The entries that follow should be written out exactly.

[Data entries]
################

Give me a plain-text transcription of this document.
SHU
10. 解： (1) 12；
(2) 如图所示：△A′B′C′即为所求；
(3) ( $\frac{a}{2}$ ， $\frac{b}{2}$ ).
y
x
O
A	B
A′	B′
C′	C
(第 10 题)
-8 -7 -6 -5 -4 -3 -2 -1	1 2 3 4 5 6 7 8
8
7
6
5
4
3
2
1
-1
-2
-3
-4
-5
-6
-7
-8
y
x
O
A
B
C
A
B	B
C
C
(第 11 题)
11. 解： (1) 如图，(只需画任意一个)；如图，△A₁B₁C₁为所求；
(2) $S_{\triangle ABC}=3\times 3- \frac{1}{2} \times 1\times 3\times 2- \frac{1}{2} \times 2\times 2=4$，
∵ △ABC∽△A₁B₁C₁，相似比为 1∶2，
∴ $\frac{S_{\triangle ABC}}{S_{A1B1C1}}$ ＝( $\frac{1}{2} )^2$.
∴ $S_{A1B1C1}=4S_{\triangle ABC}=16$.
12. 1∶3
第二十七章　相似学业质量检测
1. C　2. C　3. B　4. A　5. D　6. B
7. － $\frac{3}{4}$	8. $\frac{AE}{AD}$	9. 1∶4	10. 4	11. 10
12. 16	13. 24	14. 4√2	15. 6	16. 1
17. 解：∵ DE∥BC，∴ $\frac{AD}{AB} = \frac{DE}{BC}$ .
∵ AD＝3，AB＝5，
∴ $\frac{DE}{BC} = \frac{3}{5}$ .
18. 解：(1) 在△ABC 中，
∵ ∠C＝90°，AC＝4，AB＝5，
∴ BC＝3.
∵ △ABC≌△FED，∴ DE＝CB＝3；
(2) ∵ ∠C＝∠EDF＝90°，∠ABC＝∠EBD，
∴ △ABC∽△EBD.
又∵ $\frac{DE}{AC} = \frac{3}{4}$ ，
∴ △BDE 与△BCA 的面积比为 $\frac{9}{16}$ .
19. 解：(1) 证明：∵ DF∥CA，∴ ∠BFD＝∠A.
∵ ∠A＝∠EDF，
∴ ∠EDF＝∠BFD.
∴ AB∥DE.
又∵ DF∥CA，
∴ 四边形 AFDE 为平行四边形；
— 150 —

################

- COMPLETE RESPONSE -
Give me a plain-text transcription of this document.
SHU
10. 解： (1) 12；
(2) 如图所示：△A′B′C′即为所求；
(3) ( $\frac{a}{2}$ ， $\frac{b}{2}$ ).
y
x
O
A	B
A′	B′
C′	C
(第 10 题)
-8 -7 -6 -5 -4 -3 -2 -1	1 2 3 4 5 6 7 8
8
7
6
5
4
3
2
1
-1
-2
-3
-4
-5
-6
-7
-8
y
x
O
A
B
C
A
B	B
C
C
(第 11 题)
11. 解： (1) 如图，(只需画任意一个)；如图，△A₁B₁C₁为所求；
(2) $S_{\triangle ABC}=3\times 3- \frac{1}{2} \times 1\times 3\times 2- \frac{1}{2} \times 2\times 2=4$，
∵ △ABC∽△A₁B₁C₁，相似比为 1∶2，
∴ $\frac{S_{\triangle ABC}}{S_{A1B1C1}}$ ＝( $\frac{1}{2} )^2$.
∴ $S_{A1B1C1}=4S_{\triangle ABC}=16$.
12. 1∶3
第二十七章　相似学业质量检测
1. C　2. C　3. B　4. A　5. D　6. B
7. － $\frac{3}{4}$	8. $\frac{AE}{AD}$	9. 1∶4	10. 4	11. 10
12. 16	13. 24	14. 4√2	15. 6	16. 1
17. 解：∵ DE∥BC，∴ $\frac{AD}{AB} = \frac{DE}{BC}$ .
∵ AD＝3，AB＝5，
∴ $\frac{DE}{BC} = \frac{3}{5}$ .
18. 解：(1) 在△ABC 中，
∵ ∠C＝90°，AC＝4，AB＝5，
∴ BC＝3.
∵ △ABC≌△FED，∴ DE＝CB＝3；
(2) ∵ ∠C＝∠EDF＝90°，∠ABC＝∠EBD，
∴ △ABC∽△EBD.
又∵ $\frac{DE}{AC} = \frac{3}{4}$ ，
∴ △BDE 与△BCA 的面积比为 $\frac{9}{16}$ .
19. 解：(1) 证明：∵ DF∥CA，∴ ∠BFD＝∠A.
∵ ∠A＝∠EDF，
∴ ∠EDF＝∠BFD.
∴ AB∥DE.
又∵ DF∥CA，
∴ 四边形 AFDE 为平行四边形；
— 150 —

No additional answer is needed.